**TRY IT:** Return, from the data that follows, each line that holds the word "Classificació".

Transcribed document page entries
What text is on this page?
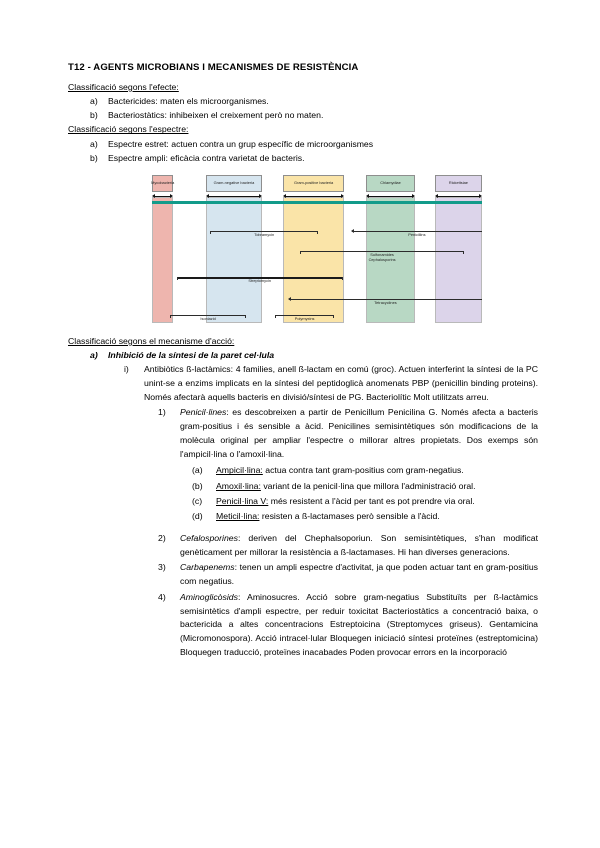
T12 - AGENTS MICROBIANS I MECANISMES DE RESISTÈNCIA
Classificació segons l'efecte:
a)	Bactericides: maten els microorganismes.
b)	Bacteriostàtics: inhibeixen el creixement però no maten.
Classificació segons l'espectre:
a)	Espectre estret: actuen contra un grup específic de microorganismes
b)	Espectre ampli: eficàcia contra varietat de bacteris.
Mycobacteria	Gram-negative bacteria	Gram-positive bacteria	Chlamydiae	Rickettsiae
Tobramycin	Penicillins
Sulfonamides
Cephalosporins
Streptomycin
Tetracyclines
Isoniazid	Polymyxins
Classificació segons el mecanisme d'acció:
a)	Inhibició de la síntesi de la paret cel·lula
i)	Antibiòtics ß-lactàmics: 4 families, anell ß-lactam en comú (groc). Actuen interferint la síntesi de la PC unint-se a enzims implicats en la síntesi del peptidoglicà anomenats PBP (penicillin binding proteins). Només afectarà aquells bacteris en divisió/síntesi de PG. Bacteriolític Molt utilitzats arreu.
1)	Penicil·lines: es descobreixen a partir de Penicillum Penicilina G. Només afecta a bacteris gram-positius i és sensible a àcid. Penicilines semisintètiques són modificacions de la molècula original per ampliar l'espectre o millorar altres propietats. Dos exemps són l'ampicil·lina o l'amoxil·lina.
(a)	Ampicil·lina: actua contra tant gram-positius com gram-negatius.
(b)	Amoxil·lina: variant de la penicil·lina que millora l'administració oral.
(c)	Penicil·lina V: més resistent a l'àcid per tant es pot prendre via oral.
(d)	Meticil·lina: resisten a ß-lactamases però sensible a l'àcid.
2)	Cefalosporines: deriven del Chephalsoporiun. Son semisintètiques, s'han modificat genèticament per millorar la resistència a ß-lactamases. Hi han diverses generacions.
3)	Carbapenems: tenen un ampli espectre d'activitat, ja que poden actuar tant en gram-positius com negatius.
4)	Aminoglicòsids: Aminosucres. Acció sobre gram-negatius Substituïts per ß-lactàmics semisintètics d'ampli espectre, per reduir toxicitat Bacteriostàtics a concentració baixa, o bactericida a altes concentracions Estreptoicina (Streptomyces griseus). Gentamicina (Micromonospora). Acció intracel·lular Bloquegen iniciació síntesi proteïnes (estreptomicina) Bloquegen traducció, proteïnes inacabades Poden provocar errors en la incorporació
* * *
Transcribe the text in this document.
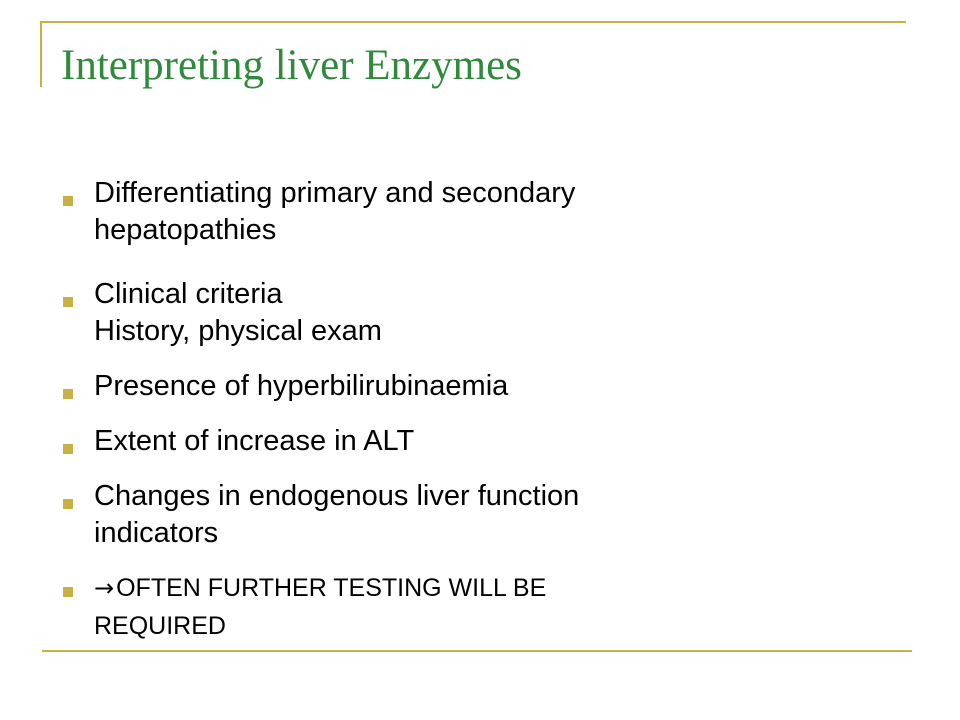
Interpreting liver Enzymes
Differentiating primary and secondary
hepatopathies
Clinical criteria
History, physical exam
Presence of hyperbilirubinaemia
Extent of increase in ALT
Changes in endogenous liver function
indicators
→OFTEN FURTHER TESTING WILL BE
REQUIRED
---
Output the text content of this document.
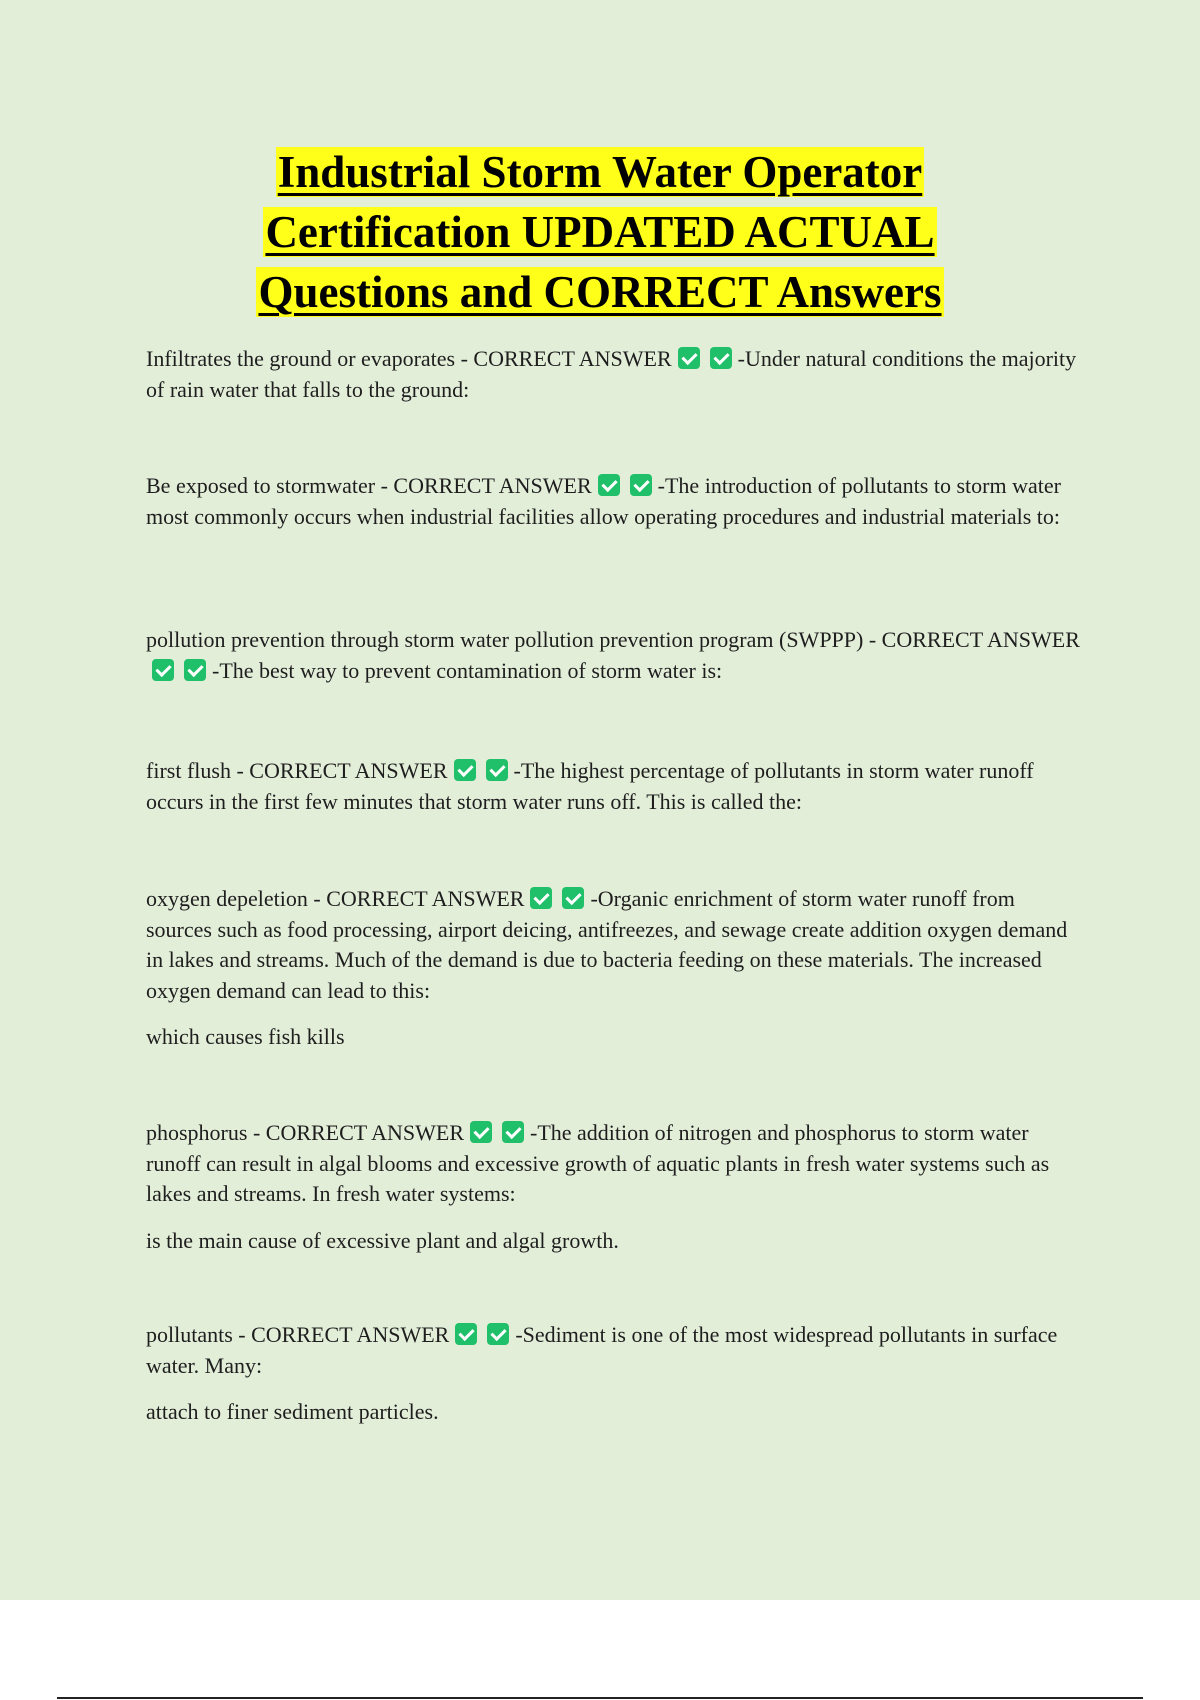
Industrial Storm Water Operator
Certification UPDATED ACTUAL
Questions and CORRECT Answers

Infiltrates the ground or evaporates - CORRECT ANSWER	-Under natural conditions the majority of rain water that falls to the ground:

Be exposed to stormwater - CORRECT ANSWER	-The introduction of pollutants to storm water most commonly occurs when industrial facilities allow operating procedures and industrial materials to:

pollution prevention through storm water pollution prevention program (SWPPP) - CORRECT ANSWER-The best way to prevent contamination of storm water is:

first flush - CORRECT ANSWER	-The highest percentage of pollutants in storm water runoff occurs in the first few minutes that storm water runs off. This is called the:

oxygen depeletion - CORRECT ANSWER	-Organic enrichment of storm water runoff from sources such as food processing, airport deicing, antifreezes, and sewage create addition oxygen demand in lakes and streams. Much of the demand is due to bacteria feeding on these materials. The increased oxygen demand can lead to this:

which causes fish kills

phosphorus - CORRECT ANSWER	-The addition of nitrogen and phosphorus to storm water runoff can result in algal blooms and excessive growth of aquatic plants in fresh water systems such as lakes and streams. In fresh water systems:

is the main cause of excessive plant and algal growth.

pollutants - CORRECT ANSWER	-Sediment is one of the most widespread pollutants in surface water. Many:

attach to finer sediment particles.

**WRITTEN SOLUTION:**
Classificació segons l'efecte:
Classificació segons l'espectre:
Classificació segons el mecanisme d'acció:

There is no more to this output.